GIVEN TASK - Can you pull out each line of the data below that includes the word "into"?

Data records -
** Begin **

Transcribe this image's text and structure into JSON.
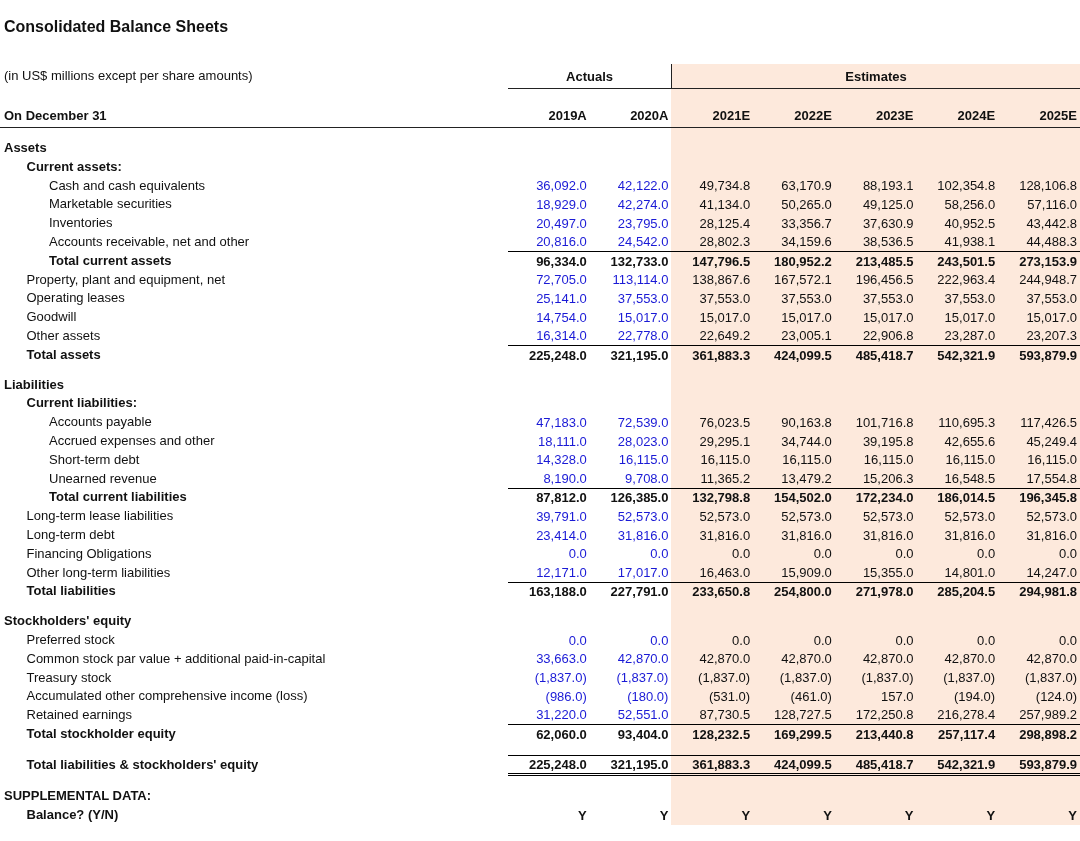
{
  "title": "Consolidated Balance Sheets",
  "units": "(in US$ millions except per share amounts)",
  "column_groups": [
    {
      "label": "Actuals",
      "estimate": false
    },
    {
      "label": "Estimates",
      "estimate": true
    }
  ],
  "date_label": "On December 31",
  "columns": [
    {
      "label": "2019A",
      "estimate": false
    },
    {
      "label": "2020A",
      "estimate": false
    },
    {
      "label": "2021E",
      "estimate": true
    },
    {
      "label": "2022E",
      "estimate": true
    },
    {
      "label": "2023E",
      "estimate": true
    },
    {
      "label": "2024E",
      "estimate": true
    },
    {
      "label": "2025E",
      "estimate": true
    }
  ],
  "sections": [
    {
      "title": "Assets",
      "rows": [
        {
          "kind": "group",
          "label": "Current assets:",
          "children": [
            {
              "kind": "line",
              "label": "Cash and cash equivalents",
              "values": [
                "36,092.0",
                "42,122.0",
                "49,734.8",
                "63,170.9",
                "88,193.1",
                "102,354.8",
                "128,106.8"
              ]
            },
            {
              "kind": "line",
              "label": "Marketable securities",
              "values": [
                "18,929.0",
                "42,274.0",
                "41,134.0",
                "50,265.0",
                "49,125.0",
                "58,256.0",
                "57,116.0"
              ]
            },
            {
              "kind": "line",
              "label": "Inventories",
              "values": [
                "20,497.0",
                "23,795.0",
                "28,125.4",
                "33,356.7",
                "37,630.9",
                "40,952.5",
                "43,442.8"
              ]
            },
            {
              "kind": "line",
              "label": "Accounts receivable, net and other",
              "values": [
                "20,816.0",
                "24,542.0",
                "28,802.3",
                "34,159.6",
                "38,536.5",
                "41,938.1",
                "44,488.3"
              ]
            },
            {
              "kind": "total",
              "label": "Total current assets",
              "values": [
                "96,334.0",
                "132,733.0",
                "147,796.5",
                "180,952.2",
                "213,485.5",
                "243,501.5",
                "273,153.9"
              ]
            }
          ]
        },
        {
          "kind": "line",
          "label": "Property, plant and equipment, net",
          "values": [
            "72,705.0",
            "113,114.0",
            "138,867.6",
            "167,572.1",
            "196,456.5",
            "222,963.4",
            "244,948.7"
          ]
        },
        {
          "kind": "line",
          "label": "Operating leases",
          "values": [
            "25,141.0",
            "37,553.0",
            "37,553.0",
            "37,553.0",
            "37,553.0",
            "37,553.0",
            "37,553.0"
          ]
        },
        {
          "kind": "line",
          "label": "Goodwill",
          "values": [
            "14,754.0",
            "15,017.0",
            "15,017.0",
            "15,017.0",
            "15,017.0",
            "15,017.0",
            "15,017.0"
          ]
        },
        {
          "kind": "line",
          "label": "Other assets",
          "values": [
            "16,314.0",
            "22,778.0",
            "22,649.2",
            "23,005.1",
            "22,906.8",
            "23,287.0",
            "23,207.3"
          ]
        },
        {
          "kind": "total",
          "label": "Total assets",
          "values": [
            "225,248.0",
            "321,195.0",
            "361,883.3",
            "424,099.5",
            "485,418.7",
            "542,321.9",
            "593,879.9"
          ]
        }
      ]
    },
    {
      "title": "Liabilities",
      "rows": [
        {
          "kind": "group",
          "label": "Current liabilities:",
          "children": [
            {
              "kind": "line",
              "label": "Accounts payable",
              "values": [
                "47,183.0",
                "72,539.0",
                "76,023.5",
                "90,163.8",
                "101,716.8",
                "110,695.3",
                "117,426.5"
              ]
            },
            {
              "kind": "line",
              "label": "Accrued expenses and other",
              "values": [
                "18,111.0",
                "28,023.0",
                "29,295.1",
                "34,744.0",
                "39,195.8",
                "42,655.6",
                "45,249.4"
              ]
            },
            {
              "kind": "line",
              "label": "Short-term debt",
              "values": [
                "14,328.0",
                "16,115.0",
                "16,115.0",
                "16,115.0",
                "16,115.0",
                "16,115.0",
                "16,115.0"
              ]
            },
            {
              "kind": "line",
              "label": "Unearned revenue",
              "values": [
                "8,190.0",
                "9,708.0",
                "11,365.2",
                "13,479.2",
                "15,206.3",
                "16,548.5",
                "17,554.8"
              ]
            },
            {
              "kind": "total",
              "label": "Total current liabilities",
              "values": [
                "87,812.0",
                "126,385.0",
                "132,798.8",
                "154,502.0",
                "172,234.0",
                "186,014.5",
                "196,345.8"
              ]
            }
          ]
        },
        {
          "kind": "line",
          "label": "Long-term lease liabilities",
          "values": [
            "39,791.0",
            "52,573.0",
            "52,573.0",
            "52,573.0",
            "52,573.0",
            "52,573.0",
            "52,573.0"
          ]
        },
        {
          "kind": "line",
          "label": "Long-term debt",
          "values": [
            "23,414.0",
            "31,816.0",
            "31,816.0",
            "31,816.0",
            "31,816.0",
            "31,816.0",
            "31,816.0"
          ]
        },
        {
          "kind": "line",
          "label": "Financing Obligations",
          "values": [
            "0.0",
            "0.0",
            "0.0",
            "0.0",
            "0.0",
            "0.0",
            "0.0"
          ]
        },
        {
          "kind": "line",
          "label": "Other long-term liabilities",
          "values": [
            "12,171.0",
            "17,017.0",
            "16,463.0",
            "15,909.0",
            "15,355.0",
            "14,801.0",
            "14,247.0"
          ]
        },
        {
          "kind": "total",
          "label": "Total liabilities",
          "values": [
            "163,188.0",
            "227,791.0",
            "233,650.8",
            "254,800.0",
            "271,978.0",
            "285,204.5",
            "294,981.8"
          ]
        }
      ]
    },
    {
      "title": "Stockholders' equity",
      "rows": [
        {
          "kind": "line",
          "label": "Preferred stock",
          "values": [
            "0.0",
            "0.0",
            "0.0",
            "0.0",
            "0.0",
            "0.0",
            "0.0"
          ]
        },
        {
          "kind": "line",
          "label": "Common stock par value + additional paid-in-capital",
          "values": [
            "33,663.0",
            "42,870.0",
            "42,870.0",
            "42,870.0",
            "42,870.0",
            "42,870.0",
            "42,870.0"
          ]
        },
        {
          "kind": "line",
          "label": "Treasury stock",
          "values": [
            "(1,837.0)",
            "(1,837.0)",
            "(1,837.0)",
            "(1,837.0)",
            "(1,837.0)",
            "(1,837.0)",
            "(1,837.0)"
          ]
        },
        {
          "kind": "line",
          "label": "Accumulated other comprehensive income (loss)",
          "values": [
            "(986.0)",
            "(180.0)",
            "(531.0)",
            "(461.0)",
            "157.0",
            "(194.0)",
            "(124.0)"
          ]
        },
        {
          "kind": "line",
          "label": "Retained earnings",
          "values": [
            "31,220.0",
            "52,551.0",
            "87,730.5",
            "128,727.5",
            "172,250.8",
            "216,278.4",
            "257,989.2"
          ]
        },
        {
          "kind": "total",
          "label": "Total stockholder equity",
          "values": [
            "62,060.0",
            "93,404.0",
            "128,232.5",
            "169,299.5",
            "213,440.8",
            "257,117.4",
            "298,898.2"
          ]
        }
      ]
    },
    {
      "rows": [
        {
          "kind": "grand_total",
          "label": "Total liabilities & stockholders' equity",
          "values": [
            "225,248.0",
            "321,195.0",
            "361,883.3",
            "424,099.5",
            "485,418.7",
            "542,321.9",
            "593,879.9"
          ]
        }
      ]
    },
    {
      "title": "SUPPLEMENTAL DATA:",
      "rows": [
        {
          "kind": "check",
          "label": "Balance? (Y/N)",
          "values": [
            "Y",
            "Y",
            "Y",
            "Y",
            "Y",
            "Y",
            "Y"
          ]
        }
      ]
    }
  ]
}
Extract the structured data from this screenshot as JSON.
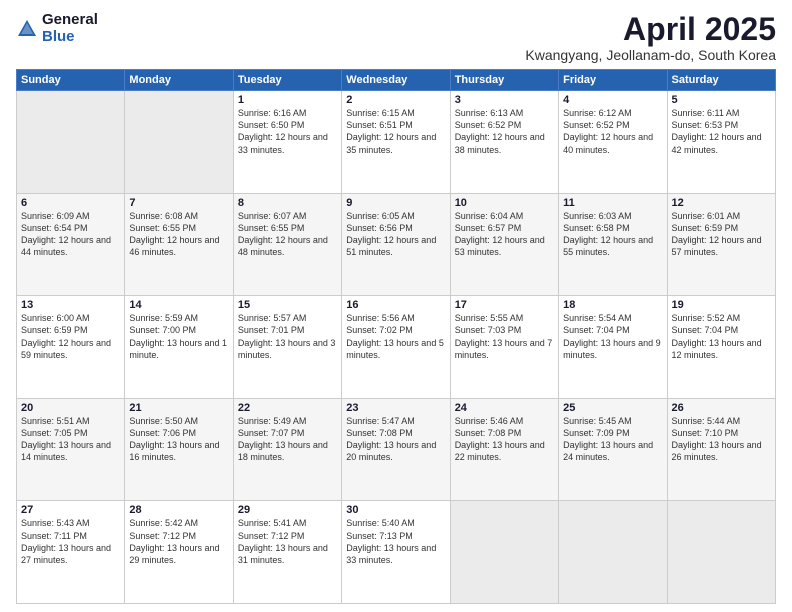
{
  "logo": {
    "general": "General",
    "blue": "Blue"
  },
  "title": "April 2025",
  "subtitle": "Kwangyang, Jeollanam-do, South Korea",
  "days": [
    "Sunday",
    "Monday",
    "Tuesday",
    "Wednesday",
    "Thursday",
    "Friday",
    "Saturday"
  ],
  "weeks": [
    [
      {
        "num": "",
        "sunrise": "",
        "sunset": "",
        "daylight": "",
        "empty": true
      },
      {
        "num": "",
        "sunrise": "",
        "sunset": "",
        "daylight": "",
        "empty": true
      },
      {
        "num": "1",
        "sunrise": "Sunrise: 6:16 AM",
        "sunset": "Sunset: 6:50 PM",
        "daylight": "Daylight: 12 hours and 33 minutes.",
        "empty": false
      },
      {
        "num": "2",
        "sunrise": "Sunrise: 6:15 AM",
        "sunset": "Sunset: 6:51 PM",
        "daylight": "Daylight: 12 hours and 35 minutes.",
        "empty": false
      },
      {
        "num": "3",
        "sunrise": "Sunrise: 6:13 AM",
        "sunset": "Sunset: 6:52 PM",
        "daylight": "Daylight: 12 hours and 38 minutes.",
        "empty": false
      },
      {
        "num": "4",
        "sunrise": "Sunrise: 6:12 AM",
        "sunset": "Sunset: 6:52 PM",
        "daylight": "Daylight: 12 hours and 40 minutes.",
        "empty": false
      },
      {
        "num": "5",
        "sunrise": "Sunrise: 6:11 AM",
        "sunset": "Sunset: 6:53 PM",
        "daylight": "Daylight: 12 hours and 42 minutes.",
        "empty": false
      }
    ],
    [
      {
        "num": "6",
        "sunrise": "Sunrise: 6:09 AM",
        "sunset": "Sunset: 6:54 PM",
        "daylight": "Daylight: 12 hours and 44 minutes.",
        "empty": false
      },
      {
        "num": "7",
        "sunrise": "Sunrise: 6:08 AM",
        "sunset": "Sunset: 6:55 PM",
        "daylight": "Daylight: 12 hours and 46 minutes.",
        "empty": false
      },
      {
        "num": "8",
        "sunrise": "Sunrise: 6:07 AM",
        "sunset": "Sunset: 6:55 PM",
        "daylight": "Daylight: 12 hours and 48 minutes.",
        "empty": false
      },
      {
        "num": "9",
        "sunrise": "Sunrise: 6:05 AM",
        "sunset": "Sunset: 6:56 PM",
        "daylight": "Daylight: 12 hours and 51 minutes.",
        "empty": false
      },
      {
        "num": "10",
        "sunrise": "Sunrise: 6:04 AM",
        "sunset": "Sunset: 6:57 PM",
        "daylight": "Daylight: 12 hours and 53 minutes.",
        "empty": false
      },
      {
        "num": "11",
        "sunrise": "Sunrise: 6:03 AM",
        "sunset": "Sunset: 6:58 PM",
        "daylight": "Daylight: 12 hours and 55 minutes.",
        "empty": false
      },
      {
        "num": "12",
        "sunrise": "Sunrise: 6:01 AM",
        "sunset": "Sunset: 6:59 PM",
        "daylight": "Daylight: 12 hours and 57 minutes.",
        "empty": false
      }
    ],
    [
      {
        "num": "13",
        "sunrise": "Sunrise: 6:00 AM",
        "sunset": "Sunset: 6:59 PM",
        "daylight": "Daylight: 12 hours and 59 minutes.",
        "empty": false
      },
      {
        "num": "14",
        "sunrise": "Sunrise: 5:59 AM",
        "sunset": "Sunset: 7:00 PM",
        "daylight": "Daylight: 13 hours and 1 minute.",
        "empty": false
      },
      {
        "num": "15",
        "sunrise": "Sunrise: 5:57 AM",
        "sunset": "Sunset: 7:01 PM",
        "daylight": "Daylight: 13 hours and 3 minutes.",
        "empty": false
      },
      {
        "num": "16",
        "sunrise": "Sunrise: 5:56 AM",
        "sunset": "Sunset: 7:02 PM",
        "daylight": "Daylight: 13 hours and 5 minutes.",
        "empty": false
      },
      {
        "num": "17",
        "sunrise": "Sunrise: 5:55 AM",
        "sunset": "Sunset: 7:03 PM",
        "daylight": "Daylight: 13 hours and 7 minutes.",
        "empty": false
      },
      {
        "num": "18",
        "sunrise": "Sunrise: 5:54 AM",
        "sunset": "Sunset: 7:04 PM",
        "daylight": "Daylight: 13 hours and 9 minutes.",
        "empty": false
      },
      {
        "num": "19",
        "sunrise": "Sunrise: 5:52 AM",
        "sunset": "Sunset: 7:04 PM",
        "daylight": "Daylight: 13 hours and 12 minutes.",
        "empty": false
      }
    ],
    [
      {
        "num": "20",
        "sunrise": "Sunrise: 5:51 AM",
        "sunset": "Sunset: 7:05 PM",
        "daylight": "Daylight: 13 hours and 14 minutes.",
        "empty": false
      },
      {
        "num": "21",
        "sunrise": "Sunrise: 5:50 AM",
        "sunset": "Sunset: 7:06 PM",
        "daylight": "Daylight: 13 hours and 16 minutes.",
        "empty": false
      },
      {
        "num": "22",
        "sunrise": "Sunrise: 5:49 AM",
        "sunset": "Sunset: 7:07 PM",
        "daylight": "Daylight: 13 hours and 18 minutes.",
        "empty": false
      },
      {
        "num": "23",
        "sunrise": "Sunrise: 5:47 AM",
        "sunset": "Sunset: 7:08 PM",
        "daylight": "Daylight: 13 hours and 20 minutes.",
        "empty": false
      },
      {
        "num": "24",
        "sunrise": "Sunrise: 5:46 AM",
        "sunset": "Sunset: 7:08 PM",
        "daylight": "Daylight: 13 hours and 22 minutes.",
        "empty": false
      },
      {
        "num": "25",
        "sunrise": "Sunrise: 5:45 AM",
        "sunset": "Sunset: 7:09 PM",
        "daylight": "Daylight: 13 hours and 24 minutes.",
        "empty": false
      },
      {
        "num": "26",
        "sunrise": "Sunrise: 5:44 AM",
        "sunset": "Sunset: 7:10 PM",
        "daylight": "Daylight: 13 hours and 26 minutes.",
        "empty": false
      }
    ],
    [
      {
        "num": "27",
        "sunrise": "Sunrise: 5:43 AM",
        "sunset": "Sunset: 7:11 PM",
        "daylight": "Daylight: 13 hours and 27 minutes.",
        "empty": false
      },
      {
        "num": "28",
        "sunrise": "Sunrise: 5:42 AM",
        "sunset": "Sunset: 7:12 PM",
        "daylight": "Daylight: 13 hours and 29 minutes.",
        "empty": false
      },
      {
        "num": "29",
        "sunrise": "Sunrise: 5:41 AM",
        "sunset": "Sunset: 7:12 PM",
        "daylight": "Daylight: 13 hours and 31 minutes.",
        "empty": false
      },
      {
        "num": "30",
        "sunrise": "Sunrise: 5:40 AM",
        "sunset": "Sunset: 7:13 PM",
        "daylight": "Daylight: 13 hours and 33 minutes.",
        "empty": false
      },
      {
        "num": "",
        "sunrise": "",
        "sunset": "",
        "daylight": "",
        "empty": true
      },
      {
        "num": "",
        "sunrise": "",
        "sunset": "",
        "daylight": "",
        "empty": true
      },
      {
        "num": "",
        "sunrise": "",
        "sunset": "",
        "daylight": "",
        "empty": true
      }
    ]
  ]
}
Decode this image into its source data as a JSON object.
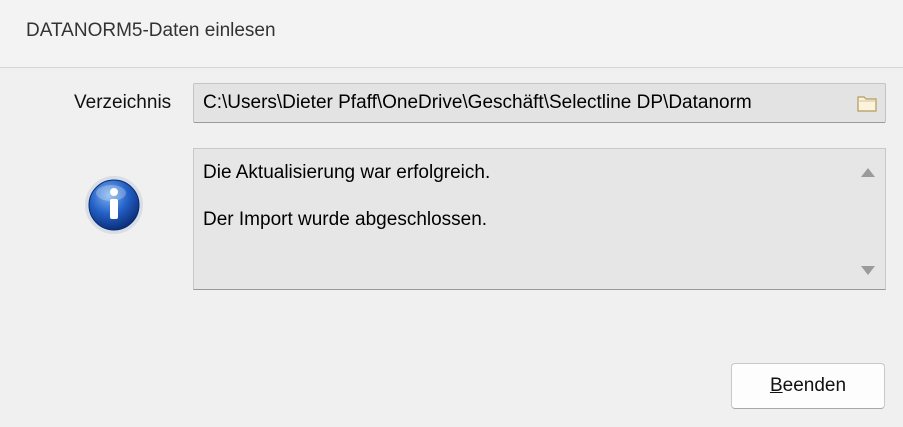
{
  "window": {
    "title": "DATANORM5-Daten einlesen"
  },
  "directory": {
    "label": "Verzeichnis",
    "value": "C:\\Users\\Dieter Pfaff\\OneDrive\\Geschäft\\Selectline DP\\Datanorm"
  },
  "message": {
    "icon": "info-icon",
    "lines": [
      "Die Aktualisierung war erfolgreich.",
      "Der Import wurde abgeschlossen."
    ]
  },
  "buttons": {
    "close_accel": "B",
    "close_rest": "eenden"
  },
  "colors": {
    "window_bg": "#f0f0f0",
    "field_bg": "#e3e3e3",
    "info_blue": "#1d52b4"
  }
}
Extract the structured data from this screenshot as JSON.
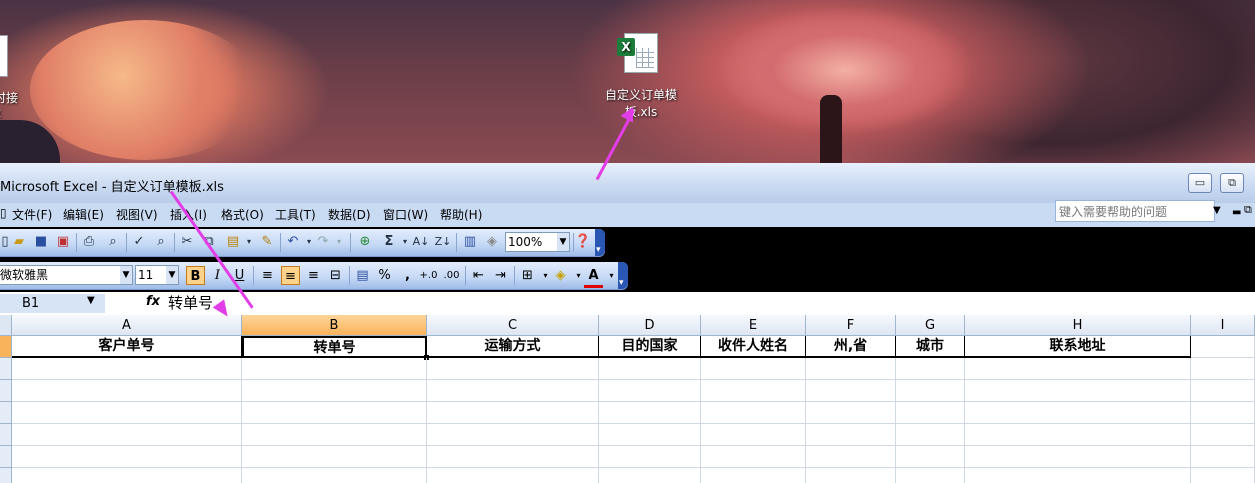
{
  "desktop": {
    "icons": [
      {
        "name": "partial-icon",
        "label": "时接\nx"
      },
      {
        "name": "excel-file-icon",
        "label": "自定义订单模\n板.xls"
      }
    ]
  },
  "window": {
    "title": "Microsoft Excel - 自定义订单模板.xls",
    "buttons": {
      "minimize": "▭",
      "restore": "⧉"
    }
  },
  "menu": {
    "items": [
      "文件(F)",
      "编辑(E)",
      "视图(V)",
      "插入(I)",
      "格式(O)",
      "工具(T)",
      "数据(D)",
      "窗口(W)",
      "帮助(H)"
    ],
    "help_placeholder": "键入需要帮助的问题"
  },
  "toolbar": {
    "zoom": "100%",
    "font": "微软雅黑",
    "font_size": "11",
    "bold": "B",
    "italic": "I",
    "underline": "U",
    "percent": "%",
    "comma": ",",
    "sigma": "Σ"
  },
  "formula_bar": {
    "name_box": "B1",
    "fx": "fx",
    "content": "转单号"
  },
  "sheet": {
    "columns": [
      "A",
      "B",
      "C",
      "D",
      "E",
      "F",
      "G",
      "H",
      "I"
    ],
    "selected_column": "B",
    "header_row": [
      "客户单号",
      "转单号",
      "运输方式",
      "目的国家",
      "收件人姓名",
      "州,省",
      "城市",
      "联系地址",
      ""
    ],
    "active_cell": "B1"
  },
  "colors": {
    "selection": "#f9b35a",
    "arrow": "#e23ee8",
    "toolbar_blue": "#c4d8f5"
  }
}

** End **

WORKED ANSWER -
Transcribe this image's text and structure into JSON.
Decode this image into its source data as a JSON object.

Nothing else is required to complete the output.